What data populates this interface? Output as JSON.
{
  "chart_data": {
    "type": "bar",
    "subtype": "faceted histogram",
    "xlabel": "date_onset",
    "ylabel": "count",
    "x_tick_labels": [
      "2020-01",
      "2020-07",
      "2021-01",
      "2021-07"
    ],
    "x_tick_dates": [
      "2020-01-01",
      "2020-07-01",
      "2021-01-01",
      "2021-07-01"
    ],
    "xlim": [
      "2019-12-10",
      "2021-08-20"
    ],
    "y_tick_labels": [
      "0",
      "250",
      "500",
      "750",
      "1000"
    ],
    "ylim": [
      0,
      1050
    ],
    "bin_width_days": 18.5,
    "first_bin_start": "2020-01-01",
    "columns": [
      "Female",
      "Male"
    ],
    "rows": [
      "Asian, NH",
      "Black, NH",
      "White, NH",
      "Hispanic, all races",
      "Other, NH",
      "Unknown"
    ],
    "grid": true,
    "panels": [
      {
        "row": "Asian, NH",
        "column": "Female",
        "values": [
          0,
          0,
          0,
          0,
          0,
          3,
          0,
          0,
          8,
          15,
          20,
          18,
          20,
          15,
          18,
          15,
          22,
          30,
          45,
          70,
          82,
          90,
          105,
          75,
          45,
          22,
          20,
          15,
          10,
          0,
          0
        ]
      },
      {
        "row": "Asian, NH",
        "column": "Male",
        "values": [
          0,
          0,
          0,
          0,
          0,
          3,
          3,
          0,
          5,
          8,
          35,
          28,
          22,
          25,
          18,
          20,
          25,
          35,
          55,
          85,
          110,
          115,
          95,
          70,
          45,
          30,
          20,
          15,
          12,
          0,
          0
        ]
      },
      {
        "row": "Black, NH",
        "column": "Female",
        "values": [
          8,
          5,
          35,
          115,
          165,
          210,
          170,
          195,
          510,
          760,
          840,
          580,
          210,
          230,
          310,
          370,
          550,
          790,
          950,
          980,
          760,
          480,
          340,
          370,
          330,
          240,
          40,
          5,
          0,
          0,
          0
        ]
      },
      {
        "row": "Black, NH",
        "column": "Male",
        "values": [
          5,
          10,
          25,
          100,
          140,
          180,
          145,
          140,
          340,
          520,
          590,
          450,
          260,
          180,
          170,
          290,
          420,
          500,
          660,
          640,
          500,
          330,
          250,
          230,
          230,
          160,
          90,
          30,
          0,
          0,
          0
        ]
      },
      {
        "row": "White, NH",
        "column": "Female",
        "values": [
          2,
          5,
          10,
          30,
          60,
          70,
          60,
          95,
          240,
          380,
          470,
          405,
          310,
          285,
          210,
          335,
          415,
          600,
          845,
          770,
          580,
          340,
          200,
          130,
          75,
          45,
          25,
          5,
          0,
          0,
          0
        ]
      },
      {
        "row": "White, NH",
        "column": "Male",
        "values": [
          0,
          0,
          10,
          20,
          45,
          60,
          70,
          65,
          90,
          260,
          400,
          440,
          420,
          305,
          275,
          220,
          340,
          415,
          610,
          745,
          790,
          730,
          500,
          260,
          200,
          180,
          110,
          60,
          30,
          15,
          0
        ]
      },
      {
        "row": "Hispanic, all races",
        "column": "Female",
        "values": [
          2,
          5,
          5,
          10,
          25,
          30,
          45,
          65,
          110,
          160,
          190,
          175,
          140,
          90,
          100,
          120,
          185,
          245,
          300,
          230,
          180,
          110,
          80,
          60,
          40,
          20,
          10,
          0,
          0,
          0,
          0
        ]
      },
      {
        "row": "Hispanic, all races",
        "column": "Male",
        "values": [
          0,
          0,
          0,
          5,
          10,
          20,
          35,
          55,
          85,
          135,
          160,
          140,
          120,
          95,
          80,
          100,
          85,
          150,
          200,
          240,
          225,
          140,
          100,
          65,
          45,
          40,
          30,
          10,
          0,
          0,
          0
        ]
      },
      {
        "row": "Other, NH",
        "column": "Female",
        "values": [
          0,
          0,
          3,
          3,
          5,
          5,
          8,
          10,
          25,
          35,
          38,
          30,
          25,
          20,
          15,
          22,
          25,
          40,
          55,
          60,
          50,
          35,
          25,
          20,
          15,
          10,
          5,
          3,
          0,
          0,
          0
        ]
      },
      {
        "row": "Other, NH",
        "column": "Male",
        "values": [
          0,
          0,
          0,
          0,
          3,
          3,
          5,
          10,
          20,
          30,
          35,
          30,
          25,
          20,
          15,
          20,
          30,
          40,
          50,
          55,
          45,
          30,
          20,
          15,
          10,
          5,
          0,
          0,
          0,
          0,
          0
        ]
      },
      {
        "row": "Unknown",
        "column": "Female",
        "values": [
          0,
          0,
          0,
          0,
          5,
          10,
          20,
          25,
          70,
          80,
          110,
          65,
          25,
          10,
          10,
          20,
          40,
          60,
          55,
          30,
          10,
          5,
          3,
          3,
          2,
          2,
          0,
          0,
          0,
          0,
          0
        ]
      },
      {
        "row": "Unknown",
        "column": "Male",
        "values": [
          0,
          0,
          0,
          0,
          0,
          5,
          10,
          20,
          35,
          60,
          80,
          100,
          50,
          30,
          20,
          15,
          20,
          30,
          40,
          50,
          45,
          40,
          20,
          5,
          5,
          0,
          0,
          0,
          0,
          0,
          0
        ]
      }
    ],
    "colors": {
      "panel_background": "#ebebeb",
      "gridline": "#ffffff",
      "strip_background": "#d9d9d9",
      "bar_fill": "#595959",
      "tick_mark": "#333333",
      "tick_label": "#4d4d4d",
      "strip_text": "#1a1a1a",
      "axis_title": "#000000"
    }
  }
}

|---|

Description of the task
Transcribe the entire listing above precisely.

Solution to the exercise
What data populates this interface? Output as JSON.
{
  "chart_data": {
    "type": "bar",
    "subtype": "faceted histogram",
    "xlabel": "date_onset",
    "ylabel": "count",
    "x_tick_labels": [
      "2020-01",
      "2020-07",
      "2021-01",
      "2021-07"
    ],
    "x_tick_dates": [
      "2020-01-01",
      "2020-07-01",
      "2021-01-01",
      "2021-07-01"
    ],
    "xlim": [
      "2019-12-10",
      "2021-08-20"
    ],
    "y_tick_labels": [
      "0",
      "250",
      "500",
      "750",
      "1000"
    ],
    "ylim": [
      0,
      1050
    ],
    "bin_width_days": 18.5,
    "first_bin_start": "2020-01-01",
    "columns": [
      "Female",
      "Male"
    ],
    "rows": [
      "Asian, NH",
      "Black, NH",
      "White, NH",
      "Hispanic, all races",
      "Other, NH",
      "Unknown"
    ],
    "grid": true,
    "panels": [
      {
        "row": "Asian, NH",
        "column": "Female",
        "values": [
          0,
          0,
          0,
          0,
          0,
          3,
          0,
          0,
          8,
          15,
          20,
          18,
          20,
          15,
          18,
          15,
          22,
          30,
          45,
          70,
          82,
          90,
          105,
          75,
          45,
          22,
          20,
          15,
          10,
          0,
          0
        ]
      },
      {
        "row": "Asian, NH",
        "column": "Male",
        "values": [
          0,
          0,
          0,
          0,
          0,
          3,
          3,
          0,
          5,
          8,
          35,
          28,
          22,
          25,
          18,
          20,
          25,
          35,
          55,
          85,
          110,
          115,
          95,
          70,
          45,
          30,
          20,
          15,
          12,
          0,
          0
        ]
      },
      {
        "row": "Black, NH",
        "column": "Female",
        "values": [
          8,
          5,
          35,
          115,
          165,
          210,
          170,
          195,
          510,
          760,
          840,
          580,
          210,
          230,
          310,
          370,
          550,
          790,
          950,
          980,
          760,
          480,
          340,
          370,
          330,
          240,
          40,
          5,
          0,
          0,
          0
        ]
      },
      {
        "row": "Black, NH",
        "column": "Male",
        "values": [
          5,
          10,
          25,
          100,
          140,
          180,
          145,
          140,
          340,
          520,
          590,
          450,
          260,
          180,
          170,
          290,
          420,
          500,
          660,
          640,
          500,
          330,
          250,
          230,
          230,
          160,
          90,
          30,
          0,
          0,
          0
        ]
      },
      {
        "row": "White, NH",
        "column": "Female",
        "values": [
          2,
          5,
          10,
          30,
          60,
          70,
          60,
          95,
          240,
          380,
          470,
          405,
          310,
          285,
          210,
          335,
          415,
          600,
          845,
          770,
          580,
          340,
          200,
          130,
          75,
          45,
          25,
          5,
          0,
          0,
          0
        ]
      },
      {
        "row": "White, NH",
        "column": "Male",
        "values": [
          0,
          0,
          10,
          20,
          45,
          60,
          70,
          65,
          90,
          260,
          400,
          440,
          420,
          305,
          275,
          220,
          340,
          415,
          610,
          745,
          790,
          730,
          500,
          260,
          200,
          180,
          110,
          60,
          30,
          15,
          0
        ]
      },
      {
        "row": "Hispanic, all races",
        "column": "Female",
        "values": [
          2,
          5,
          5,
          10,
          25,
          30,
          45,
          65,
          110,
          160,
          190,
          175,
          140,
          90,
          100,
          120,
          185,
          245,
          300,
          230,
          180,
          110,
          80,
          60,
          40,
          20,
          10,
          0,
          0,
          0,
          0
        ]
      },
      {
        "row": "Hispanic, all races",
        "column": "Male",
        "values": [
          0,
          0,
          0,
          5,
          10,
          20,
          35,
          55,
          85,
          135,
          160,
          140,
          120,
          95,
          80,
          100,
          85,
          150,
          200,
          240,
          225,
          140,
          100,
          65,
          45,
          40,
          30,
          10,
          0,
          0,
          0
        ]
      },
      {
        "row": "Other, NH",
        "column": "Female",
        "values": [
          0,
          0,
          3,
          3,
          5,
          5,
          8,
          10,
          25,
          35,
          38,
          30,
          25,
          20,
          15,
          22,
          25,
          40,
          55,
          60,
          50,
          35,
          25,
          20,
          15,
          10,
          5,
          3,
          0,
          0,
          0
        ]
      },
      {
        "row": "Other, NH",
        "column": "Male",
        "values": [
          0,
          0,
          0,
          0,
          3,
          3,
          5,
          10,
          20,
          30,
          35,
          30,
          25,
          20,
          15,
          20,
          30,
          40,
          50,
          55,
          45,
          30,
          20,
          15,
          10,
          5,
          0,
          0,
          0,
          0,
          0
        ]
      },
      {
        "row": "Unknown",
        "column": "Female",
        "values": [
          0,
          0,
          0,
          0,
          5,
          10,
          20,
          25,
          70,
          80,
          110,
          65,
          25,
          10,
          10,
          20,
          40,
          60,
          55,
          30,
          10,
          5,
          3,
          3,
          2,
          2,
          0,
          0,
          0,
          0,
          0
        ]
      },
      {
        "row": "Unknown",
        "column": "Male",
        "values": [
          0,
          0,
          0,
          0,
          0,
          5,
          10,
          20,
          35,
          60,
          80,
          100,
          50,
          30,
          20,
          15,
          20,
          30,
          40,
          50,
          45,
          40,
          20,
          5,
          5,
          0,
          0,
          0,
          0,
          0,
          0
        ]
      }
    ],
    "colors": {
      "panel_background": "#ebebeb",
      "gridline": "#ffffff",
      "strip_background": "#d9d9d9",
      "bar_fill": "#595959",
      "tick_mark": "#333333",
      "tick_label": "#4d4d4d",
      "strip_text": "#1a1a1a",
      "axis_title": "#000000"
    }
  }
}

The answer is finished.